** What you will do **
Set down the records exactly, and omit any image found in them.

** Opening Materials provided block **

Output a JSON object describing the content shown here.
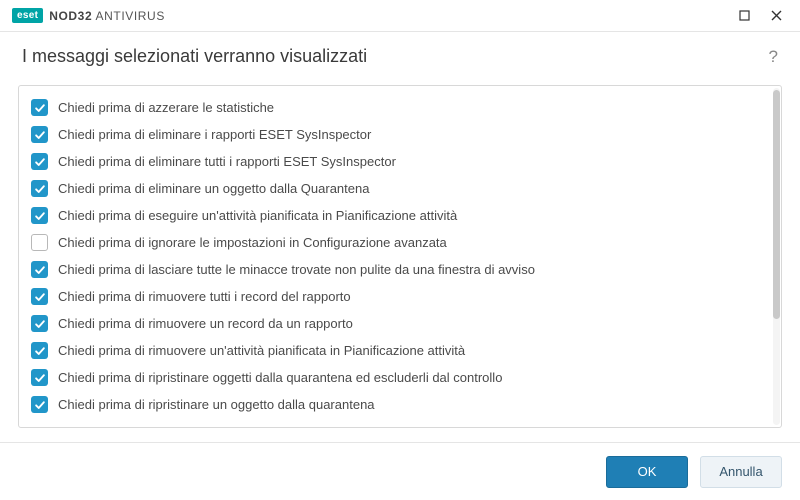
{
  "brand": {
    "badge": "eset",
    "product_prefix": "NOD32",
    "product_suffix": "ANTIVIRUS"
  },
  "header": {
    "title": "I messaggi selezionati verranno visualizzati"
  },
  "options": [
    {
      "label": "Chiedi prima di azzerare le statistiche",
      "checked": true
    },
    {
      "label": "Chiedi prima di eliminare i rapporti ESET SysInspector",
      "checked": true
    },
    {
      "label": "Chiedi prima di eliminare tutti i rapporti ESET SysInspector",
      "checked": true
    },
    {
      "label": "Chiedi prima di eliminare un oggetto dalla Quarantena",
      "checked": true
    },
    {
      "label": "Chiedi prima di eseguire un'attività pianificata in Pianificazione attività",
      "checked": true
    },
    {
      "label": "Chiedi prima di ignorare le impostazioni in Configurazione avanzata",
      "checked": false
    },
    {
      "label": "Chiedi prima di lasciare tutte le minacce trovate non pulite da una finestra di avviso",
      "checked": true
    },
    {
      "label": "Chiedi prima di rimuovere tutti i record del rapporto",
      "checked": true
    },
    {
      "label": "Chiedi prima di rimuovere un record da un rapporto",
      "checked": true
    },
    {
      "label": "Chiedi prima di rimuovere un'attività pianificata in Pianificazione attività",
      "checked": true
    },
    {
      "label": "Chiedi prima di ripristinare oggetti dalla quarantena ed escluderli dal controllo",
      "checked": true
    },
    {
      "label": "Chiedi prima di ripristinare un oggetto dalla quarantena",
      "checked": true
    }
  ],
  "footer": {
    "ok_label": "OK",
    "cancel_label": "Annulla"
  }
}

** Closing Materials provided block **

** Solution **
Output a JSON object describing the content shown here.
{
  "brand": {
    "badge": "eset",
    "product_prefix": "NOD32",
    "product_suffix": "ANTIVIRUS"
  },
  "header": {
    "title": "I messaggi selezionati verranno visualizzati"
  },
  "options": [
    {
      "label": "Chiedi prima di azzerare le statistiche",
      "checked": true
    },
    {
      "label": "Chiedi prima di eliminare i rapporti ESET SysInspector",
      "checked": true
    },
    {
      "label": "Chiedi prima di eliminare tutti i rapporti ESET SysInspector",
      "checked": true
    },
    {
      "label": "Chiedi prima di eliminare un oggetto dalla Quarantena",
      "checked": true
    },
    {
      "label": "Chiedi prima di eseguire un'attività pianificata in Pianificazione attività",
      "checked": true
    },
    {
      "label": "Chiedi prima di ignorare le impostazioni in Configurazione avanzata",
      "checked": false
    },
    {
      "label": "Chiedi prima di lasciare tutte le minacce trovate non pulite da una finestra di avviso",
      "checked": true
    },
    {
      "label": "Chiedi prima di rimuovere tutti i record del rapporto",
      "checked": true
    },
    {
      "label": "Chiedi prima di rimuovere un record da un rapporto",
      "checked": true
    },
    {
      "label": "Chiedi prima di rimuovere un'attività pianificata in Pianificazione attività",
      "checked": true
    },
    {
      "label": "Chiedi prima di ripristinare oggetti dalla quarantena ed escluderli dal controllo",
      "checked": true
    },
    {
      "label": "Chiedi prima di ripristinare un oggetto dalla quarantena",
      "checked": true
    }
  ],
  "footer": {
    "ok_label": "OK",
    "cancel_label": "Annulla"
  }
}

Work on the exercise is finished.